#### ENTRIES:
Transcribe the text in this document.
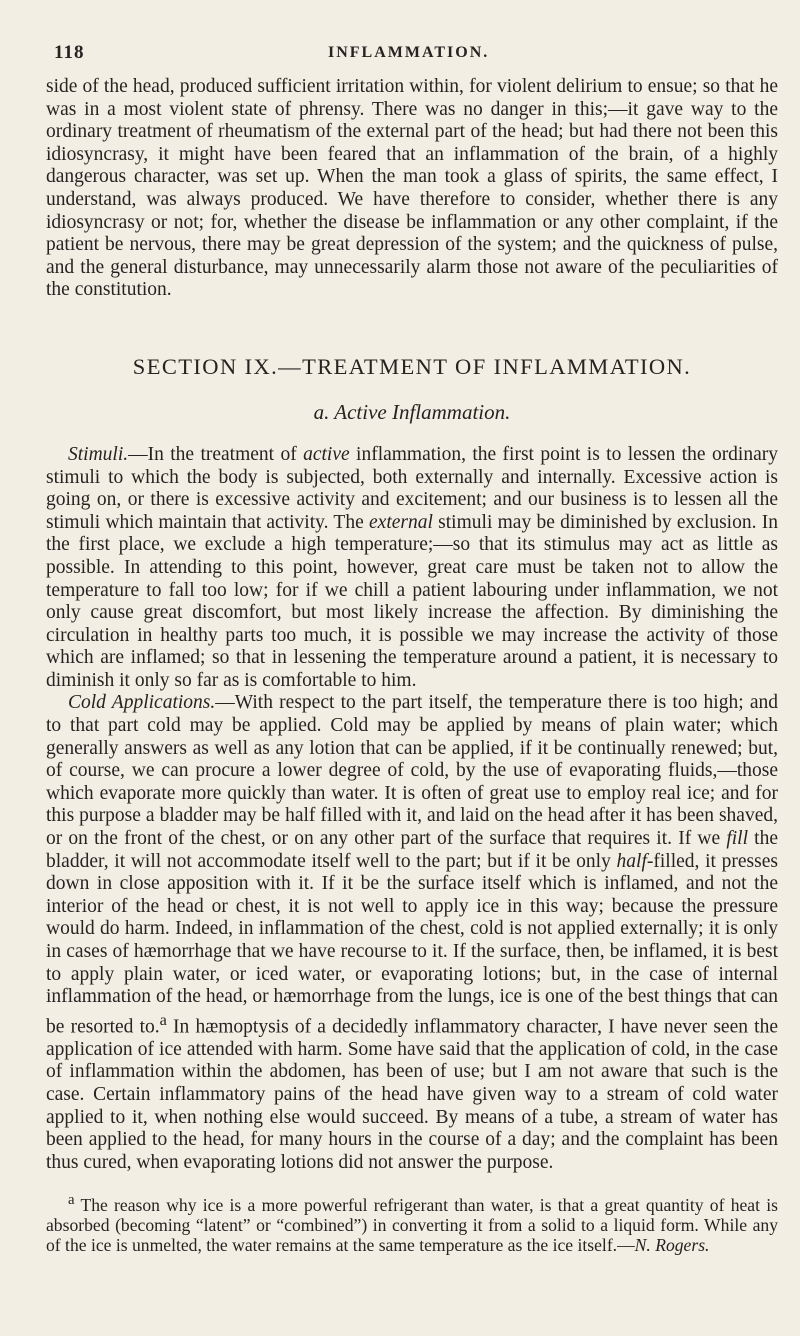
118	INFLAMMATION.

side of the head, produced sufficient irritation within, for violent delirium to ensue; so that he was in a most violent state of phrensy. There was no danger in this;—it gave way to the ordinary treatment of rheumatism of the external part of the head; but had there not been this idiosyncrasy, it might have been feared that an inflammation of the brain, of a highly dangerous character, was set up. When the man took a glass of spirits, the same effect, I understand, was always produced. We have therefore to consider, whether there is any idiosyncrasy or not; for, whether the disease be inflammation or any other complaint, if the patient be nervous, there may be great depression of the system; and the quickness of pulse, and the general disturbance, may unnecessarily alarm those not aware of the peculiarities of the constitution.

SECTION IX.—TREATMENT OF INFLAMMATION.
a. Active Inflammation.

Stimuli.—In the treatment of active inflammation, the first point is to lessen the ordinary stimuli to which the body is subjected, both externally and internally. Excessive action is going on, or there is excessive activity and excitement; and our business is to lessen all the stimuli which maintain that activity. The external stimuli may be diminished by exclusion. In the first place, we exclude a high temperature;—so that its stimulus may act as little as possible. In attending to this point, however, great care must be taken not to allow the temperature to fall too low; for if we chill a patient labouring under inflammation, we not only cause great discomfort, but most likely increase the affection. By diminishing the circulation in healthy parts too much, it is possible we may increase the activity of those which are inflamed; so that in lessening the temperature around a patient, it is necessary to diminish it only so far as is comfortable to him.

Cold Applications.—With respect to the part itself, the temperature there is too high; and to that part cold may be applied. Cold may be applied by means of plain water; which generally answers as well as any lotion that can be applied, if it be continually renewed; but, of course, we can procure a lower degree of cold, by the use of evaporating fluids,—those which evaporate more quickly than water. It is often of great use to employ real ice; and for this purpose a bladder may be half filled with it, and laid on the head after it has been shaved, or on the front of the chest, or on any other part of the surface that requires it. If we fill the bladder, it will not accommodate itself well to the part; but if it be only half-filled, it presses down in close apposition with it. If it be the surface itself which is inflamed, and not the interior of the head or chest, it is not well to apply ice in this way; because the pressure would do harm. Indeed, in inflammation of the chest, cold is not applied externally; it is only in cases of hæmorrhage that we have recourse to it. If the surface, then, be inflamed, it is best to apply plain water, or iced water, or evaporating lotions; but, in the case of internal inflammation of the head, or hæmorrhage from the lungs, ice is one of the best things that can be resorted to.$^a$ In hæmoptysis of a decidedly inflammatory character, I have never seen the application of ice attended with harm. Some have said that the application of cold, in the case of inflammation within the abdomen, has been of use; but I am not aware that such is the case. Certain inflammatory pains of the head have given way to a stream of cold water applied to it, when nothing else would succeed. By means of a tube, a stream of water has been applied to the head, for many hours in the course of a day; and the complaint has been thus cured, when evaporating lotions did not answer the purpose.

$^a$ The reason why ice is a more powerful refrigerant than water, is that a great quantity of heat is absorbed (becoming “latent” or “combined”) in converting it from a solid to a liquid form. While any of the ice is unmelted, the water remains at the same temperature as the ice itself.—N. Rogers.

#### TASK OBJECTIVE:
All of the material above is to be copied exactly, except for its images.

#### ANSWER FOR THE TASK:
Transcribe the text in this document.
118	INFLAMMATION.

side of the head, produced sufficient irritation within, for violent delirium to ensue; so that he was in a most violent state of phrensy. There was no danger in this;—it gave way to the ordinary treatment of rheumatism of the external part of the head; but had there not been this idiosyncrasy, it might have been feared that an inflammation of the brain, of a highly dangerous character, was set up. When the man took a glass of spirits, the same effect, I understand, was always produced. We have therefore to consider, whether there is any idiosyncrasy or not; for, whether the disease be inflammation or any other complaint, if the patient be nervous, there may be great depression of the system; and the quickness of pulse, and the general disturbance, may unnecessarily alarm those not aware of the peculiarities of the constitution.

SECTION IX.—TREATMENT OF INFLAMMATION.
a. Active Inflammation.

Stimuli.—In the treatment of active inflammation, the first point is to lessen the ordinary stimuli to which the body is subjected, both externally and internally. Excessive action is going on, or there is excessive activity and excitement; and our business is to lessen all the stimuli which maintain that activity. The external stimuli may be diminished by exclusion. In the first place, we exclude a high temperature;—so that its stimulus may act as little as possible. In attending to this point, however, great care must be taken not to allow the temperature to fall too low; for if we chill a patient labouring under inflammation, we not only cause great discomfort, but most likely increase the affection. By diminishing the circulation in healthy parts too much, it is possible we may increase the activity of those which are inflamed; so that in lessening the temperature around a patient, it is necessary to diminish it only so far as is comfortable to him.

Cold Applications.—With respect to the part itself, the temperature there is too high; and to that part cold may be applied. Cold may be applied by means of plain water; which generally answers as well as any lotion that can be applied, if it be continually renewed; but, of course, we can procure a lower degree of cold, by the use of evaporating fluids,—those which evaporate more quickly than water. It is often of great use to employ real ice; and for this purpose a bladder may be half filled with it, and laid on the head after it has been shaved, or on the front of the chest, or on any other part of the surface that requires it. If we fill the bladder, it will not accommodate itself well to the part; but if it be only half-filled, it presses down in close apposition with it. If it be the surface itself which is inflamed, and not the interior of the head or chest, it is not well to apply ice in this way; because the pressure would do harm. Indeed, in inflammation of the chest, cold is not applied externally; it is only in cases of hæmorrhage that we have recourse to it. If the surface, then, be inflamed, it is best to apply plain water, or iced water, or evaporating lotions; but, in the case of internal inflammation of the head, or hæmorrhage from the lungs, ice is one of the best things that can be resorted to.$^a$ In hæmoptysis of a decidedly inflammatory character, I have never seen the application of ice attended with harm. Some have said that the application of cold, in the case of inflammation within the abdomen, has been of use; but I am not aware that such is the case. Certain inflammatory pains of the head have given way to a stream of cold water applied to it, when nothing else would succeed. By means of a tube, a stream of water has been applied to the head, for many hours in the course of a day; and the complaint has been thus cured, when evaporating lotions did not answer the purpose.

$^a$ The reason why ice is a more powerful refrigerant than water, is that a great quantity of heat is absorbed (becoming “latent” or “combined”) in converting it from a solid to a liquid form. While any of the ice is unmelted, the water remains at the same temperature as the ice itself.—N. Rogers.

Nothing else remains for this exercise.